OBJECTIVE:
Each line containing the word "nWith" must be collected.

RECORD SET:
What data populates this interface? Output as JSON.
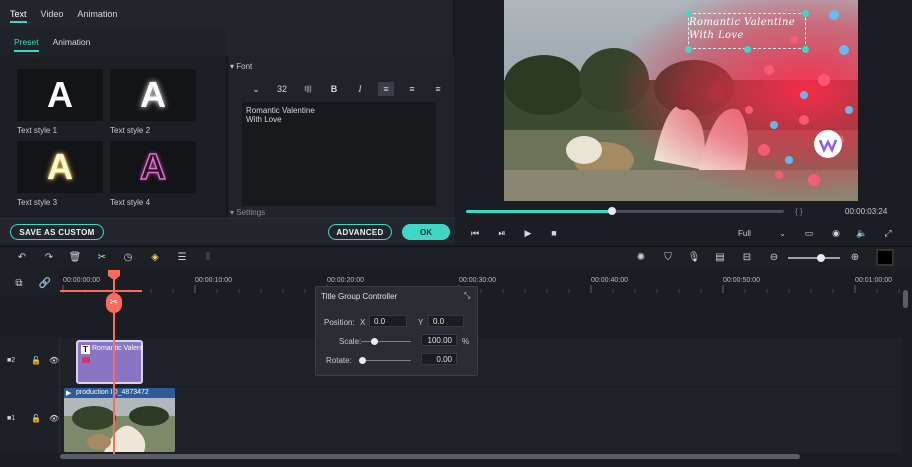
{
  "top_tabs": [
    "Text",
    "Video",
    "Animation"
  ],
  "sub_tabs": [
    "Preset",
    "Animation"
  ],
  "presets": [
    {
      "label": "Text style 1",
      "glyph": "A"
    },
    {
      "label": "Text style 2",
      "glyph": "A"
    },
    {
      "label": "Text style 3",
      "glyph": "A"
    },
    {
      "label": "Text style 4",
      "glyph": "A"
    }
  ],
  "font_section": {
    "heading": "Font",
    "size": "32",
    "text_value": "Romantic Valentine\nWith Love",
    "settings_heading": "Settings"
  },
  "buttons": {
    "save_as_custom": "SAVE AS CUSTOM",
    "advanced": "ADVANCED",
    "ok": "OK"
  },
  "preview": {
    "overlay_text": "Romantic Valentine\nWith Love",
    "timecode": "00:00:03:24",
    "brackets": "{    }",
    "zoom_select": "Full",
    "progress": 0.46
  },
  "ruler": {
    "labels": [
      "00:00:00:00",
      "00:00:10:00",
      "00:00:20:00",
      "00:00:30:00",
      "00:00:40:00",
      "00:00:50:00",
      "00:01:00:00"
    ]
  },
  "tracks": [
    {
      "index": "2",
      "clip_label": "Romantic Valent"
    },
    {
      "index": "1",
      "clip_label": "production ID_4873472"
    }
  ],
  "title_group_controller": {
    "title": "Title Group Controller",
    "position_label": "Position:",
    "x_label": "X",
    "y_label": "Y",
    "x_value": "0.0",
    "y_value": "0.0",
    "scale_label": "Scale:",
    "scale_value": "100.00",
    "scale_unit": "%",
    "rotate_label": "Rotate:",
    "rotate_value": "0.00"
  },
  "colors": {
    "accent": "#3fd6c5",
    "playhead": "#ff6a5a",
    "title_clip": "#8a74c4",
    "video_clip": "#3a6bb0"
  }
}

TASK OUTPUT:
    "text_value": "Romantic Valentine\nWith Love",
    "overlay_text": "Romantic Valentine\nWith Love",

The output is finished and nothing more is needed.